Written request: Report how many lines contain the word "xlabel", with no other text.

+-------+

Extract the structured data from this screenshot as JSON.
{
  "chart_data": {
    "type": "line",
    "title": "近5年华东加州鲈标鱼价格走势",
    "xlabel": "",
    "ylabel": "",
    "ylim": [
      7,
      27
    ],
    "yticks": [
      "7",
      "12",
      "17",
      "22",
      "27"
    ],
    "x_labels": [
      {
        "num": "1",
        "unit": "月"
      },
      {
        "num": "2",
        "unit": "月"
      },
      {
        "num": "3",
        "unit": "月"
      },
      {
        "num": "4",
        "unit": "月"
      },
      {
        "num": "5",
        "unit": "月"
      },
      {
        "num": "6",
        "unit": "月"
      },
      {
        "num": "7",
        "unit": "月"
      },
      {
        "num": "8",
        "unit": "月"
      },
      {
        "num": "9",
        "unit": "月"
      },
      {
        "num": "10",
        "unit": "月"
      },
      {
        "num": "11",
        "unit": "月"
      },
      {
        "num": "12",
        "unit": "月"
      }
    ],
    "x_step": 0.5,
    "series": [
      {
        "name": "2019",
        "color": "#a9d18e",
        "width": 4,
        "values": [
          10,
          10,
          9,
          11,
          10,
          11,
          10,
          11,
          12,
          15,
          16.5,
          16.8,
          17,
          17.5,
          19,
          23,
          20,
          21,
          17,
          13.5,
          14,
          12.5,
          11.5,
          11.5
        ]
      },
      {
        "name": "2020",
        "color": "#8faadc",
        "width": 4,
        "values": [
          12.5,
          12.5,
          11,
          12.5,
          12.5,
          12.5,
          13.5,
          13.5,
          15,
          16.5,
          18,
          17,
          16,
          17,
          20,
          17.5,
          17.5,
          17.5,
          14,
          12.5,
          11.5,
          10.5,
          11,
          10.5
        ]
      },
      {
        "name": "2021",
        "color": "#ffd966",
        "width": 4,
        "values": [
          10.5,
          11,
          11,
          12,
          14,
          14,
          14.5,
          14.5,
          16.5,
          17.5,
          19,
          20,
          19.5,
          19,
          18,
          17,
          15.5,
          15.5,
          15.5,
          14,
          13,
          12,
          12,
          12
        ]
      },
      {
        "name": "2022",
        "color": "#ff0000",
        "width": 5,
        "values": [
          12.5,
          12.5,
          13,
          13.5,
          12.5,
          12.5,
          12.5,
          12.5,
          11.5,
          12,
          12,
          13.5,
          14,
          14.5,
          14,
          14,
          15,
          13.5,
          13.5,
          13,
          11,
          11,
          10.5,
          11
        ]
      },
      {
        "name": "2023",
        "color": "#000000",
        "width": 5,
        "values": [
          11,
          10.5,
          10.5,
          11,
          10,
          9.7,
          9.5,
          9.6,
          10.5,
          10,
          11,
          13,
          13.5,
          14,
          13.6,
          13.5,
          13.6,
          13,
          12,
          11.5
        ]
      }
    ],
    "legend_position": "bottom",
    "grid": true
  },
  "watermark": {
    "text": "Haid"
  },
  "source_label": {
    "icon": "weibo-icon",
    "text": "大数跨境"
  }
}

+-------+

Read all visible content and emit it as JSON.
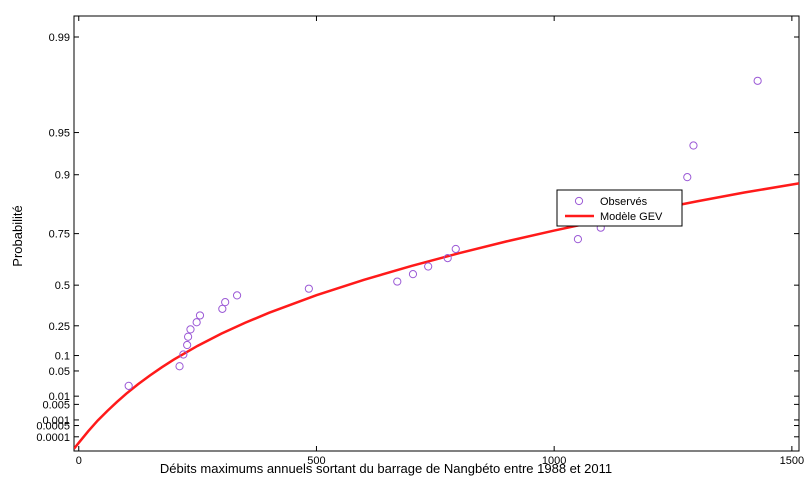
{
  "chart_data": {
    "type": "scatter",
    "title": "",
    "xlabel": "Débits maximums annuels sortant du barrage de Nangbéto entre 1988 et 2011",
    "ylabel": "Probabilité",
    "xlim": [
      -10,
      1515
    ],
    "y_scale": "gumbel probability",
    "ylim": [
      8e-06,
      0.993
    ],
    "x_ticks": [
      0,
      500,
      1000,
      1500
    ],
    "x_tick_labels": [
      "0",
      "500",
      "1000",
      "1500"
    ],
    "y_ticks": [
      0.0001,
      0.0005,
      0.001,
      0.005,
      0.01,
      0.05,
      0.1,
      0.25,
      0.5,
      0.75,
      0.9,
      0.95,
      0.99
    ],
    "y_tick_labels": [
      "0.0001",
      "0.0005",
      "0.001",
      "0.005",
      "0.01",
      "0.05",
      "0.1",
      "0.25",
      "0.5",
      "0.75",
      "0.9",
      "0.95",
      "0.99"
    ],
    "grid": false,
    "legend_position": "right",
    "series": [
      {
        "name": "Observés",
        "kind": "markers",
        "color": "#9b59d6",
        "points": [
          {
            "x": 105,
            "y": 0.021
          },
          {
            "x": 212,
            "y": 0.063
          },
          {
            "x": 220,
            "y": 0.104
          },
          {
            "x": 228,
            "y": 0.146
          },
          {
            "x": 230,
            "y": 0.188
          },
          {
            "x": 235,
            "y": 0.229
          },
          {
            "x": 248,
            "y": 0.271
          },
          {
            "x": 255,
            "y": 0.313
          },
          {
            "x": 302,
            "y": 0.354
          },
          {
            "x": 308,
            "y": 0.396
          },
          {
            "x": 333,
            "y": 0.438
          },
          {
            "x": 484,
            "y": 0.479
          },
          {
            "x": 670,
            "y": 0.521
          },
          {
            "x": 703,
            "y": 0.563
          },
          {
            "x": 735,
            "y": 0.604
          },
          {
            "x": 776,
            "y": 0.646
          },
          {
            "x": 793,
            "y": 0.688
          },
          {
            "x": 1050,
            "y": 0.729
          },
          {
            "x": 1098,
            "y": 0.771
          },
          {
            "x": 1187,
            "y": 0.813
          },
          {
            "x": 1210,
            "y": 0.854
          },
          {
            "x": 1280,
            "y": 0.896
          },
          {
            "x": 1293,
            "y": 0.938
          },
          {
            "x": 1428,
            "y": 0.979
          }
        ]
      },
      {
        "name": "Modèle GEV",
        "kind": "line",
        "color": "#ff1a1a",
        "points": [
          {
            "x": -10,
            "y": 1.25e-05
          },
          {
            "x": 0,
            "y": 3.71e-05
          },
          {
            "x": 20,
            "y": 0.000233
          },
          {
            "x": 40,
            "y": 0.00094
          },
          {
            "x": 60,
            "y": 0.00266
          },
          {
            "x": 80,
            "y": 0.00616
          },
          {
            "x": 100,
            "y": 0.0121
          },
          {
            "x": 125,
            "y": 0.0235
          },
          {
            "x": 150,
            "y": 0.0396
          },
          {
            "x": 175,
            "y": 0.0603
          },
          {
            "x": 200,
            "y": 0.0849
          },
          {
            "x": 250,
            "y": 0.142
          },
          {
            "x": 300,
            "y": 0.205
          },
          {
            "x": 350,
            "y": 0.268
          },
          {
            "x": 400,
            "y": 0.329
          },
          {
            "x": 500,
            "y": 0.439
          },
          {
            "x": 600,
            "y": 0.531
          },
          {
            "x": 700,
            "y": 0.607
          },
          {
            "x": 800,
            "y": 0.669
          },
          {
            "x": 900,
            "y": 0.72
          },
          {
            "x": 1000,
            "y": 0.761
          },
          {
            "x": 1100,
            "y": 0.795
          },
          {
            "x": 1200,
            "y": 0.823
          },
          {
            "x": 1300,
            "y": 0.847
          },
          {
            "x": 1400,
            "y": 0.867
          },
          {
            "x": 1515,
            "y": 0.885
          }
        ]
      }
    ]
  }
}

+-------+

Solution: 2